**Set problem**: Write the entries out again exactly as they stand, but without the pictures.

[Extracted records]
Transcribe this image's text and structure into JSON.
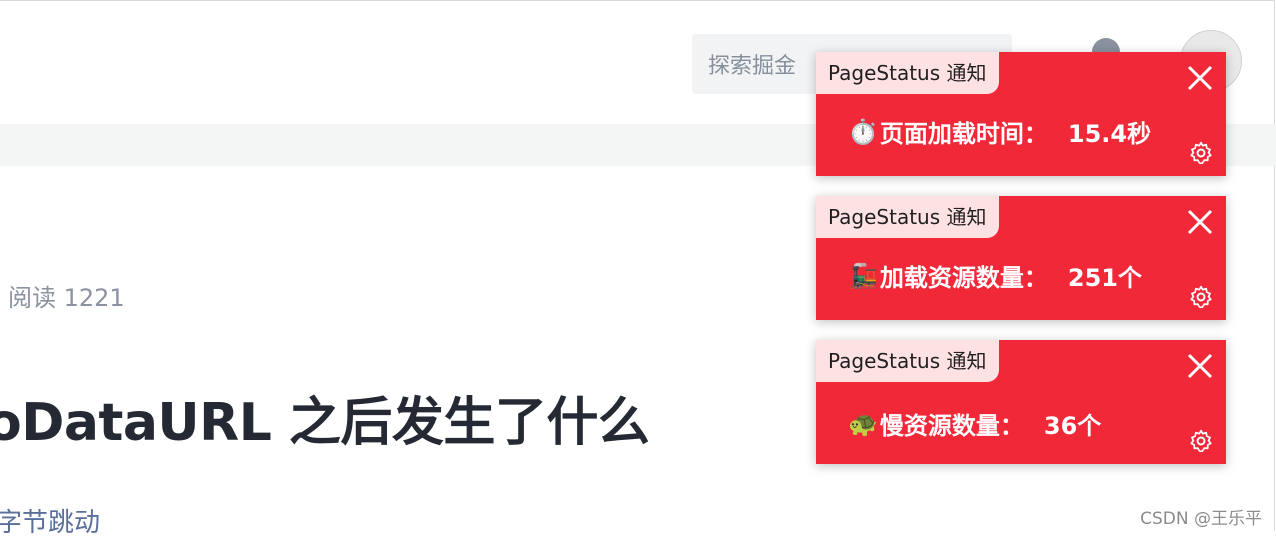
{
  "header": {
    "search_placeholder": "探索掘金"
  },
  "article": {
    "meta": "阅读 1221",
    "title": "oDataURL 之后发生了什么",
    "author_fragment": "字节跳动"
  },
  "notifications": [
    {
      "tag": "PageStatus 通知",
      "emoji": "⏱️",
      "label": "页面加载时间：",
      "value": "15.4秒"
    },
    {
      "tag": "PageStatus 通知",
      "emoji": "🚂",
      "label": "加载资源数量：",
      "value": "251个"
    },
    {
      "tag": "PageStatus 通知",
      "emoji": "🐢",
      "label": "慢资源数量：",
      "value": "36个"
    }
  ],
  "watermark": "CSDN @王乐平",
  "colors": {
    "notification_bg": "#f02838",
    "notification_tag_bg": "#fde1e3"
  },
  "icons": {
    "close": "close-icon",
    "settings": "gear-icon",
    "notifications": "bell-icon"
  }
}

**Result of this exercise**:
Transcribe this image's text and structure into JSON.
{
  "header": {
    "search_placeholder": "探索掘金"
  },
  "article": {
    "meta": "阅读 1221",
    "title": "oDataURL 之后发生了什么",
    "author_fragment": "字节跳动"
  },
  "notifications": [
    {
      "tag": "PageStatus 通知",
      "emoji": "⏱️",
      "label": "页面加载时间：",
      "value": "15.4秒"
    },
    {
      "tag": "PageStatus 通知",
      "emoji": "🚂",
      "label": "加载资源数量：",
      "value": "251个"
    },
    {
      "tag": "PageStatus 通知",
      "emoji": "🐢",
      "label": "慢资源数量：",
      "value": "36个"
    }
  ],
  "watermark": "CSDN @王乐平",
  "colors": {
    "notification_bg": "#f02838",
    "notification_tag_bg": "#fde1e3"
  },
  "icons": {
    "close": "close-icon",
    "settings": "gear-icon",
    "notifications": "bell-icon"
  }
}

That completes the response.